:: Input material

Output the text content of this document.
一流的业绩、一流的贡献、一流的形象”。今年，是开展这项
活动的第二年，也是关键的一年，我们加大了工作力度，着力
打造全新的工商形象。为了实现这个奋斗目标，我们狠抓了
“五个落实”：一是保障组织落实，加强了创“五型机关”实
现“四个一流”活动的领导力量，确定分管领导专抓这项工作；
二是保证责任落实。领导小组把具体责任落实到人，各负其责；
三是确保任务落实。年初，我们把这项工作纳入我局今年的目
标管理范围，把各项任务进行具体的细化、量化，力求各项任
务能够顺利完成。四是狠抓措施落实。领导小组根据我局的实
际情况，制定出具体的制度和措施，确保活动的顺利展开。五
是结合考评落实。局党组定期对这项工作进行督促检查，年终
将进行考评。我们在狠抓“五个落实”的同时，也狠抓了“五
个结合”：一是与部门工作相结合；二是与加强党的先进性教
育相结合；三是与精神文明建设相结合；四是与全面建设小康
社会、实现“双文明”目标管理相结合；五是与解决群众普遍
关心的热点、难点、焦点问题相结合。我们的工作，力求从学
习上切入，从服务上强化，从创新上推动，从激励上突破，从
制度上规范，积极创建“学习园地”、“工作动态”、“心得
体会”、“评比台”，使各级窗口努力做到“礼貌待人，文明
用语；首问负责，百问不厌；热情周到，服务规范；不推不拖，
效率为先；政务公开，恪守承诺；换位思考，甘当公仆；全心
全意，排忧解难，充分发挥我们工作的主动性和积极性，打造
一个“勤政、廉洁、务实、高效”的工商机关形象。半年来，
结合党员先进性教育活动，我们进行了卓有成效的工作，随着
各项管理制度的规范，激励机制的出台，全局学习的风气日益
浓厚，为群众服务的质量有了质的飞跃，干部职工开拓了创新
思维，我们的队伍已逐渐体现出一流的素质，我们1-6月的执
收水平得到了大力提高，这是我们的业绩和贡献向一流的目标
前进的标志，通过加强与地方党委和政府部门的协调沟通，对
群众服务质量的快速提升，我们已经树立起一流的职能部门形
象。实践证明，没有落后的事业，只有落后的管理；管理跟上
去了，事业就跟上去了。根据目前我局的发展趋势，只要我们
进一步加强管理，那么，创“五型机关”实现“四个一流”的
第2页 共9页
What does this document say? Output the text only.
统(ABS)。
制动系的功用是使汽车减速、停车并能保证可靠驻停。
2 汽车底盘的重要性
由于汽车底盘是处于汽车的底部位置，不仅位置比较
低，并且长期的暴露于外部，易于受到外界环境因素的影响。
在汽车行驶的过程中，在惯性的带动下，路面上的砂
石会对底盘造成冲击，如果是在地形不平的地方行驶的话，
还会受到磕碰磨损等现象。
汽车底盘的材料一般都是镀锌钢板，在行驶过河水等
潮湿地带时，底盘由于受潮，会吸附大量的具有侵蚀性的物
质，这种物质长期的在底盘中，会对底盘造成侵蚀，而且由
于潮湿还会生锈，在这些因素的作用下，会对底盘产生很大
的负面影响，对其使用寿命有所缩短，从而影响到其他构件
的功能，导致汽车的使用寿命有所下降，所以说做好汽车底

::::

▶ Exercise instructions: Quote the data above in full, changing nothing.

▶ Problem solution:
Output the text content of this document.
一流的业绩、一流的贡献、一流的形象”。今年，是开展这项
活动的第二年，也是关键的一年，我们加大了工作力度，着力
打造全新的工商形象。为了实现这个奋斗目标，我们狠抓了
“五个落实”：一是保障组织落实，加强了创“五型机关”实
现“四个一流”活动的领导力量，确定分管领导专抓这项工作；
二是保证责任落实。领导小组把具体责任落实到人，各负其责；
三是确保任务落实。年初，我们把这项工作纳入我局今年的目
标管理范围，把各项任务进行具体的细化、量化，力求各项任
务能够顺利完成。四是狠抓措施落实。领导小组根据我局的实
际情况，制定出具体的制度和措施，确保活动的顺利展开。五
是结合考评落实。局党组定期对这项工作进行督促检查，年终
将进行考评。我们在狠抓“五个落实”的同时，也狠抓了“五
个结合”：一是与部门工作相结合；二是与加强党的先进性教
育相结合；三是与精神文明建设相结合；四是与全面建设小康
社会、实现“双文明”目标管理相结合；五是与解决群众普遍
关心的热点、难点、焦点问题相结合。我们的工作，力求从学
习上切入，从服务上强化，从创新上推动，从激励上突破，从
制度上规范，积极创建“学习园地”、“工作动态”、“心得
体会”、“评比台”，使各级窗口努力做到“礼貌待人，文明
用语；首问负责，百问不厌；热情周到，服务规范；不推不拖，
效率为先；政务公开，恪守承诺；换位思考，甘当公仆；全心
全意，排忧解难，充分发挥我们工作的主动性和积极性，打造
一个“勤政、廉洁、务实、高效”的工商机关形象。半年来，
结合党员先进性教育活动，我们进行了卓有成效的工作，随着
各项管理制度的规范，激励机制的出台，全局学习的风气日益
浓厚，为群众服务的质量有了质的飞跃，干部职工开拓了创新
思维，我们的队伍已逐渐体现出一流的素质，我们1-6月的执
收水平得到了大力提高，这是我们的业绩和贡献向一流的目标
前进的标志，通过加强与地方党委和政府部门的协调沟通，对
群众服务质量的快速提升，我们已经树立起一流的职能部门形
象。实践证明，没有落后的事业，只有落后的管理；管理跟上
去了，事业就跟上去了。根据目前我局的发展趋势，只要我们
进一步加强管理，那么，创“五型机关”实现“四个一流”的
第2页 共9页
What does this document say? Output the text only.
统(ABS)。
制动系的功用是使汽车减速、停车并能保证可靠驻停。
2 汽车底盘的重要性
由于汽车底盘是处于汽车的底部位置，不仅位置比较
低，并且长期的暴露于外部，易于受到外界环境因素的影响。
在汽车行驶的过程中，在惯性的带动下，路面上的砂
石会对底盘造成冲击，如果是在地形不平的地方行驶的话，
还会受到磕碰磨损等现象。
汽车底盘的材料一般都是镀锌钢板，在行驶过河水等
潮湿地带时，底盘由于受潮，会吸附大量的具有侵蚀性的物
质，这种物质长期的在底盘中，会对底盘造成侵蚀，而且由
于潮湿还会生锈，在这些因素的作用下，会对底盘产生很大
的负面影响，对其使用寿命有所缩短，从而影响到其他构件
的功能，导致汽车的使用寿命有所下降，所以说做好汽车底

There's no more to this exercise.